Better focusing system, better processor, built-in WiFi and gps, better shutter, can record videos much longer and better USB protocol, better storage protocol, better battery.

Like what more do you want?


----------



## Braineack (Feb 13, 2020)

jcdeboever said:


> tirediron said:
> 
> 
> > Braineack said:
> ...




The dF is nowhere near the same league as the d4s.


----------



## tirediron (Feb 13, 2020)

Braineack said:


> You guys are crazy. It can grab focus at f/8 on all sensors down to -4.5ev...
> 
> Better focusing system, better processor, built-in WiFi and gps, better shutter, can record videos much longer and better USB protocol, better storage protocol.
> 
> Like what more do you want?


I don't think the point was that this was not a great camera, but rather that it wasn't so much better it's predecessor as to make everyone with a D4s or D5 run out and buy a couple.  Lots of enhancements and improvements, but I don't see anything that would make me put a D5 out at the curb to get one of these.


----------



## Braineack (Feb 13, 2020)

No. But NASA might buy another 50 of them...


----------



## Derrel (Feb 13, 2020)

We are now in the era of incremental upgrades...not big leapfrogging...it is now 2020, not 2005...it is more about perfecting and refining than about inventing and innovating. We are no longer in the era where a new model makes people rush out to buy it in droves.

Dataset records:
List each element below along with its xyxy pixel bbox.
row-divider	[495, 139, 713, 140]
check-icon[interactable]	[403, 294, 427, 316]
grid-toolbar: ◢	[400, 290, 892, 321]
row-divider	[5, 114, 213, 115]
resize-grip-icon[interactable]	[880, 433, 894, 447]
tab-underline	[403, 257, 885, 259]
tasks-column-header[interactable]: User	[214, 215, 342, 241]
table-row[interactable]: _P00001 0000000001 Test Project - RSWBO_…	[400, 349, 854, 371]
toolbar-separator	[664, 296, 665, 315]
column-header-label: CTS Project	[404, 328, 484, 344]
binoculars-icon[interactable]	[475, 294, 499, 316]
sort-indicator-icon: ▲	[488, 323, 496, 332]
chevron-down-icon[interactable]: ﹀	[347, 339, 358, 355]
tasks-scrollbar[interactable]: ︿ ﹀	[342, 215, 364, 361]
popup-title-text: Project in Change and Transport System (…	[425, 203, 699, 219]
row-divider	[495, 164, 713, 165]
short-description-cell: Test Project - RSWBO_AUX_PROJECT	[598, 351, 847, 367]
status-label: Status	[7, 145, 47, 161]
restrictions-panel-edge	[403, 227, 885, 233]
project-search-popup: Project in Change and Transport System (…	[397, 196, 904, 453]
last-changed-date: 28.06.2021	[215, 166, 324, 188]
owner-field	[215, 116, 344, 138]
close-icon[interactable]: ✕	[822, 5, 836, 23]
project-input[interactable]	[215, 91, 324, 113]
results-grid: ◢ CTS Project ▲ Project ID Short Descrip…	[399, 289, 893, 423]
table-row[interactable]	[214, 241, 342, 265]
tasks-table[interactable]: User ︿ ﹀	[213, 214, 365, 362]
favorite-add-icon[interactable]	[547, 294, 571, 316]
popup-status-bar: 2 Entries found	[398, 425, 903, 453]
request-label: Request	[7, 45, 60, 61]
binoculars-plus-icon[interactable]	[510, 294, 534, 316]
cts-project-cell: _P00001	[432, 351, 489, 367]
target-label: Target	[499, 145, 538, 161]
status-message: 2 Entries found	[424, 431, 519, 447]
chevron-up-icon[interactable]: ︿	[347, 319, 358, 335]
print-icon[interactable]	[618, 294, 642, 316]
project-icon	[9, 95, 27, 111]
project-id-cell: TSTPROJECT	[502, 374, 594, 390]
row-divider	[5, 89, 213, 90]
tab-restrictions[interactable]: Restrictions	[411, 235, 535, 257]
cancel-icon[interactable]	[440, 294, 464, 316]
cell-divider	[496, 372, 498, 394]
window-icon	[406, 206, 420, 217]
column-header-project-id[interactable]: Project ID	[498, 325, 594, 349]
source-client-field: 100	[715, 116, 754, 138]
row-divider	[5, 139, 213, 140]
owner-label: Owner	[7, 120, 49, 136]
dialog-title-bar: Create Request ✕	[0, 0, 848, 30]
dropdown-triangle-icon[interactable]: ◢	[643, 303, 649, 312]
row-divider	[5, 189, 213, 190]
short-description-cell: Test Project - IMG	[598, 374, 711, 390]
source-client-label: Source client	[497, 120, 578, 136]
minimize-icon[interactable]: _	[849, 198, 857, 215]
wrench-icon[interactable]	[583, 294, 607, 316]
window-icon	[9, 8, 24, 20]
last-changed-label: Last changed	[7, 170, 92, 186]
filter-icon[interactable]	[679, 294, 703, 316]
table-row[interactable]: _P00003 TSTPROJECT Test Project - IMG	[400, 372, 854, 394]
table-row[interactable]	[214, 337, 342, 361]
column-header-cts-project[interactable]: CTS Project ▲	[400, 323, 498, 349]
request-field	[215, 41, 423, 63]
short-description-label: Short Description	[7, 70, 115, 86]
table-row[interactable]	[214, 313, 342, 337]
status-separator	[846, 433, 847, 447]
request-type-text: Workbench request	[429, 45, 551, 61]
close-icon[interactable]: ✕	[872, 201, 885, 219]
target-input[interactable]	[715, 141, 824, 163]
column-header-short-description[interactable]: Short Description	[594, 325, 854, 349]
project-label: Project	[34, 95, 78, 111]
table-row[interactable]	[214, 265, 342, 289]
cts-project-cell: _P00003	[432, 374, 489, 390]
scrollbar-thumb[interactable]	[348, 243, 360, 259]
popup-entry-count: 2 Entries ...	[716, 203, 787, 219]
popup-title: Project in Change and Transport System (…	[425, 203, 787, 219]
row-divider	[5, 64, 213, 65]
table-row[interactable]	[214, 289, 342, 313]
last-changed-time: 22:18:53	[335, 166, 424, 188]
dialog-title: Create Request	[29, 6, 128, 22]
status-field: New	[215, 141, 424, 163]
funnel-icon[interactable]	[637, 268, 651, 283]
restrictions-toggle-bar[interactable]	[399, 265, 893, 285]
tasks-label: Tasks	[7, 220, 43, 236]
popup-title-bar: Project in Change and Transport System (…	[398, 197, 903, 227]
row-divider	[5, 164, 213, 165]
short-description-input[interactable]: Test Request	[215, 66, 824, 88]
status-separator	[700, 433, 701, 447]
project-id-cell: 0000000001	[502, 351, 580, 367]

Problem statement: Write out the camera forum thread word for word, from "No. But NASA" up to and including "it in droves.".

Complete output:
No. But NASA might buy another 50 of them...


----------



## Derrel (Feb 13, 2020)

We are now in the era of incremental upgrades...not big leapfrogging...it is now 2020, not 2005...it is more about perfecting and refining than about inventing and innovating. We are no longer in the era where a new model makes people rush out to buy it in droves.